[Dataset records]
□ □ □ □

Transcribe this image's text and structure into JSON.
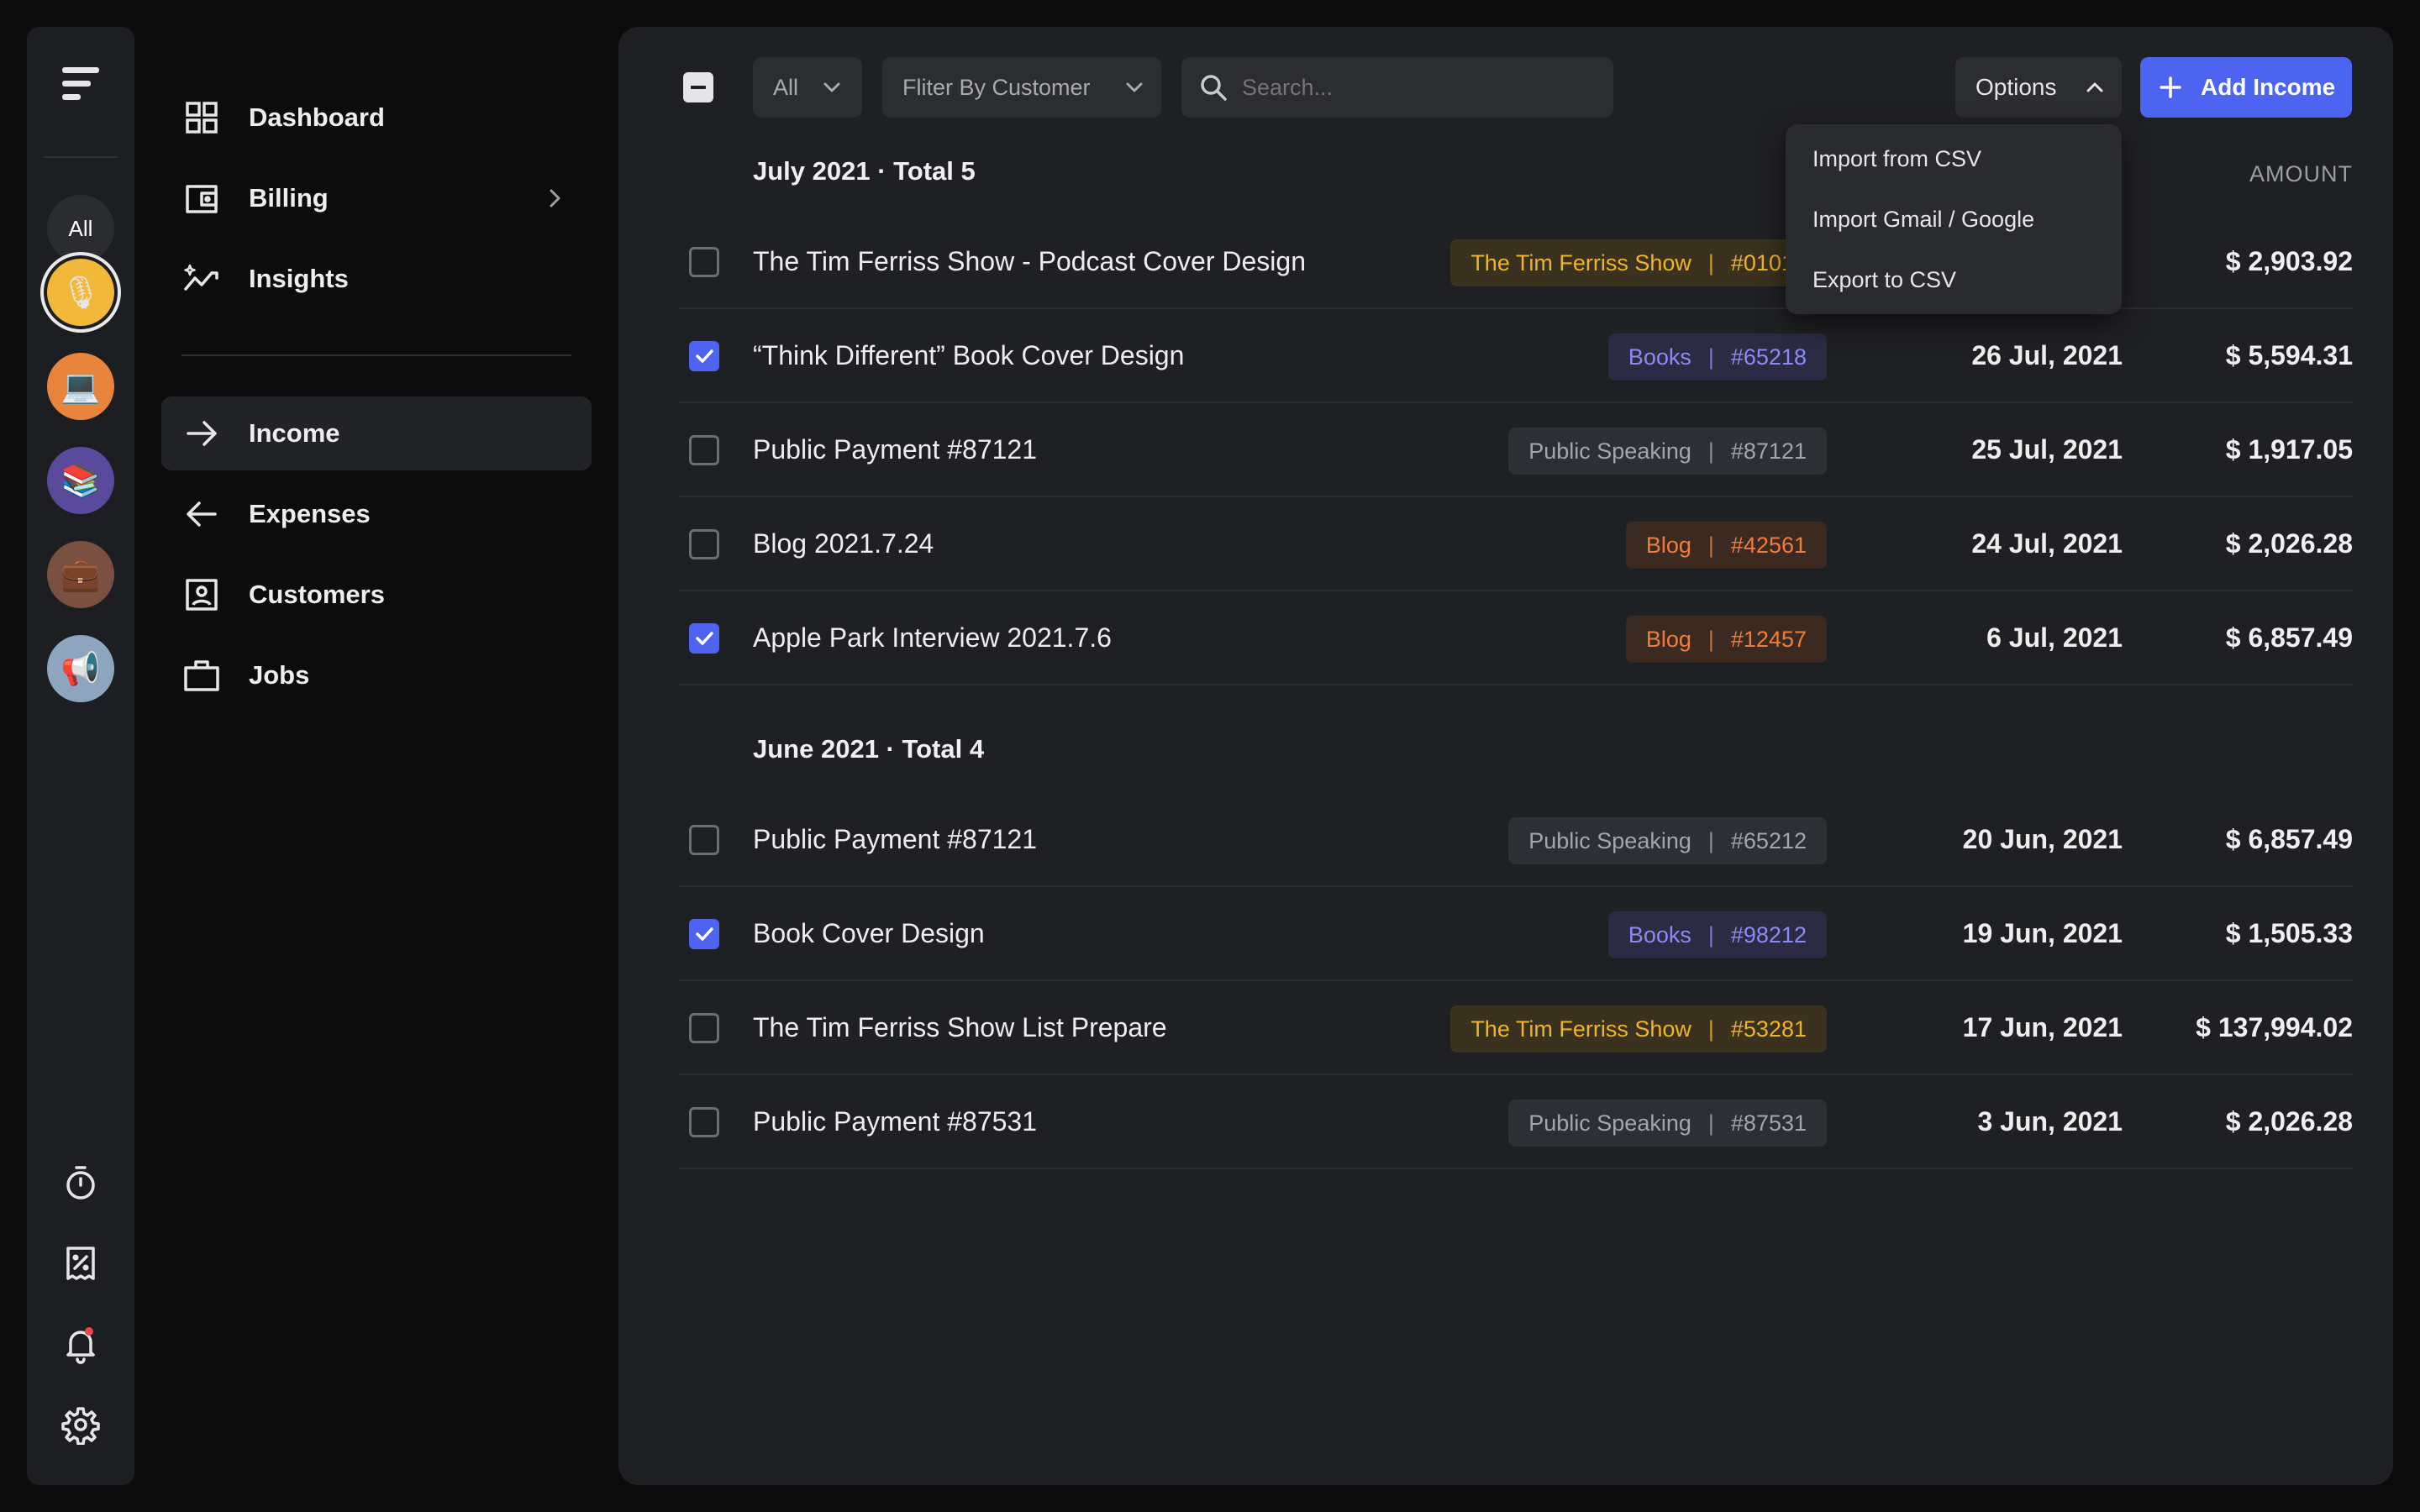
{
  "rail": {
    "all_label": "All",
    "avatars": [
      {
        "name": "microphone-avatar",
        "glyph": "🎙",
        "bg": "#f2b83a",
        "selected": true
      },
      {
        "name": "laptop-avatar",
        "glyph": "💻",
        "bg": "#e8843c",
        "selected": false
      },
      {
        "name": "books-avatar",
        "glyph": "📚",
        "bg": "#5a4a9c",
        "selected": false
      },
      {
        "name": "briefcase-avatar",
        "glyph": "💼",
        "bg": "#7a5040",
        "selected": false
      },
      {
        "name": "megaphone-avatar",
        "glyph": "📢",
        "bg": "#8ea5c0",
        "selected": false
      }
    ],
    "notification_dot_color": "#e5484d"
  },
  "nav": {
    "dashboard": "Dashboard",
    "billing": "Billing",
    "insights": "Insights",
    "income": "Income",
    "expenses": "Expenses",
    "customers": "Customers",
    "jobs": "Jobs"
  },
  "toolbar": {
    "filter_all": "All",
    "filter_customer": "Fliter By Customer",
    "search_placeholder": "Search...",
    "options_label": "Options",
    "add_label": "Add Income"
  },
  "options_menu": {
    "items": [
      "Import from CSV",
      "Import Gmail / Google",
      "Export to CSV"
    ]
  },
  "table": {
    "amount_header": "AMOUNT"
  },
  "groups": [
    {
      "header": "July 2021 · Total 5",
      "rows": [
        {
          "title": "The Tim Ferriss Show - Podcast Cover Design",
          "tag": "The Tim Ferriss Show",
          "code": "#01017",
          "tag_type": "yellow",
          "date": "",
          "amount": "$ 2,903.92",
          "checked": false
        },
        {
          "title": "“Think Different” Book Cover Design",
          "tag": "Books",
          "code": "#65218",
          "tag_type": "purple",
          "date": "26 Jul, 2021",
          "amount": "$ 5,594.31",
          "checked": true
        },
        {
          "title": "Public Payment #87121",
          "tag": "Public Speaking",
          "code": "#87121",
          "tag_type": "gray",
          "date": "25 Jul, 2021",
          "amount": "$ 1,917.05",
          "checked": false
        },
        {
          "title": "Blog 2021.7.24",
          "tag": "Blog",
          "code": "#42561",
          "tag_type": "orange",
          "date": "24 Jul, 2021",
          "amount": "$ 2,026.28",
          "checked": false
        },
        {
          "title": "Apple Park Interview 2021.7.6",
          "tag": "Blog",
          "code": "#12457",
          "tag_type": "orange",
          "date": "6 Jul, 2021",
          "amount": "$ 6,857.49",
          "checked": true
        }
      ]
    },
    {
      "header": "June 2021 · Total 4",
      "rows": [
        {
          "title": "Public Payment #87121",
          "tag": "Public Speaking",
          "code": "#65212",
          "tag_type": "gray",
          "date": "20 Jun, 2021",
          "amount": "$ 6,857.49",
          "checked": false
        },
        {
          "title": "Book Cover Design",
          "tag": "Books",
          "code": "#98212",
          "tag_type": "purple",
          "date": "19 Jun, 2021",
          "amount": "$ 1,505.33",
          "checked": true
        },
        {
          "title": "The Tim Ferriss Show List Prepare",
          "tag": "The Tim Ferriss Show",
          "code": "#53281",
          "tag_type": "yellow",
          "date": "17 Jun, 2021",
          "amount": "$ 137,994.02",
          "checked": false
        },
        {
          "title": "Public Payment #87531",
          "tag": "Public Speaking",
          "code": "#87531",
          "tag_type": "gray",
          "date": "3 Jun, 2021",
          "amount": "$ 2,026.28",
          "checked": false
        }
      ]
    }
  ],
  "tag_colors": {
    "yellow": {
      "bg": "#3a321f",
      "fg": "#f0b429"
    },
    "purple": {
      "bg": "#2b2c44",
      "fg": "#8a8cf5"
    },
    "gray": {
      "bg": "#2d2f34",
      "fg": "#a3a6ad"
    },
    "orange": {
      "bg": "#3a2a22",
      "fg": "#ef7d3c"
    }
  },
  "accent_color": "#4d64f0"
}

□ □ □ □

#### [CHALLENGE]
Write the records out once more, exactly as they appear, with no pictures.

#### [ANSWER IN FULL]
Transcribe this image's text and structure into JSON.
{
  "rail": {
    "all_label": "All",
    "avatars": [
      {
        "name": "microphone-avatar",
        "glyph": "🎙",
        "bg": "#f2b83a",
        "selected": true
      },
      {
        "name": "laptop-avatar",
        "glyph": "💻",
        "bg": "#e8843c",
        "selected": false
      },
      {
        "name": "books-avatar",
        "glyph": "📚",
        "bg": "#5a4a9c",
        "selected": false
      },
      {
        "name": "briefcase-avatar",
        "glyph": "💼",
        "bg": "#7a5040",
        "selected": false
      },
      {
        "name": "megaphone-avatar",
        "glyph": "📢",
        "bg": "#8ea5c0",
        "selected": false
      }
    ],
    "notification_dot_color": "#e5484d"
  },
  "nav": {
    "dashboard": "Dashboard",
    "billing": "Billing",
    "insights": "Insights",
    "income": "Income",
    "expenses": "Expenses",
    "customers": "Customers",
    "jobs": "Jobs"
  },
  "toolbar": {
    "filter_all": "All",
    "filter_customer": "Fliter By Customer",
    "search_placeholder": "Search...",
    "options_label": "Options",
    "add_label": "Add Income"
  },
  "options_menu": {
    "items": [
      "Import from CSV",
      "Import Gmail / Google",
      "Export to CSV"
    ]
  },
  "table": {
    "amount_header": "AMOUNT"
  },
  "groups": [
    {
      "header": "July 2021 · Total 5",
      "rows": [
        {
          "title": "The Tim Ferriss Show - Podcast Cover Design",
          "tag": "The Tim Ferriss Show",
          "code": "#01017",
          "tag_type": "yellow",
          "date": "",
          "amount": "$ 2,903.92",
          "checked": false
        },
        {
          "title": "“Think Different” Book Cover Design",
          "tag": "Books",
          "code": "#65218",
          "tag_type": "purple",
          "date": "26 Jul, 2021",
          "amount": "$ 5,594.31",
          "checked": true
        },
        {
          "title": "Public Payment #87121",
          "tag": "Public Speaking",
          "code": "#87121",
          "tag_type": "gray",
          "date": "25 Jul, 2021",
          "amount": "$ 1,917.05",
          "checked": false
        },
        {
          "title": "Blog 2021.7.24",
          "tag": "Blog",
          "code": "#42561",
          "tag_type": "orange",
          "date": "24 Jul, 2021",
          "amount": "$ 2,026.28",
          "checked": false
        },
        {
          "title": "Apple Park Interview 2021.7.6",
          "tag": "Blog",
          "code": "#12457",
          "tag_type": "orange",
          "date": "6 Jul, 2021",
          "amount": "$ 6,857.49",
          "checked": true
        }
      ]
    },
    {
      "header": "June 2021 · Total 4",
      "rows": [
        {
          "title": "Public Payment #87121",
          "tag": "Public Speaking",
          "code": "#65212",
          "tag_type": "gray",
          "date": "20 Jun, 2021",
          "amount": "$ 6,857.49",
          "checked": false
        },
        {
          "title": "Book Cover Design",
          "tag": "Books",
          "code": "#98212",
          "tag_type": "purple",
          "date": "19 Jun, 2021",
          "amount": "$ 1,505.33",
          "checked": true
        },
        {
          "title": "The Tim Ferriss Show List Prepare",
          "tag": "The Tim Ferriss Show",
          "code": "#53281",
          "tag_type": "yellow",
          "date": "17 Jun, 2021",
          "amount": "$ 137,994.02",
          "checked": false
        },
        {
          "title": "Public Payment #87531",
          "tag": "Public Speaking",
          "code": "#87531",
          "tag_type": "gray",
          "date": "3 Jun, 2021",
          "amount": "$ 2,026.28",
          "checked": false
        }
      ]
    }
  ],
  "tag_colors": {
    "yellow": {
      "bg": "#3a321f",
      "fg": "#f0b429"
    },
    "purple": {
      "bg": "#2b2c44",
      "fg": "#8a8cf5"
    },
    "gray": {
      "bg": "#2d2f34",
      "fg": "#a3a6ad"
    },
    "orange": {
      "bg": "#3a2a22",
      "fg": "#ef7d3c"
    }
  },
  "accent_color": "#4d64f0"
}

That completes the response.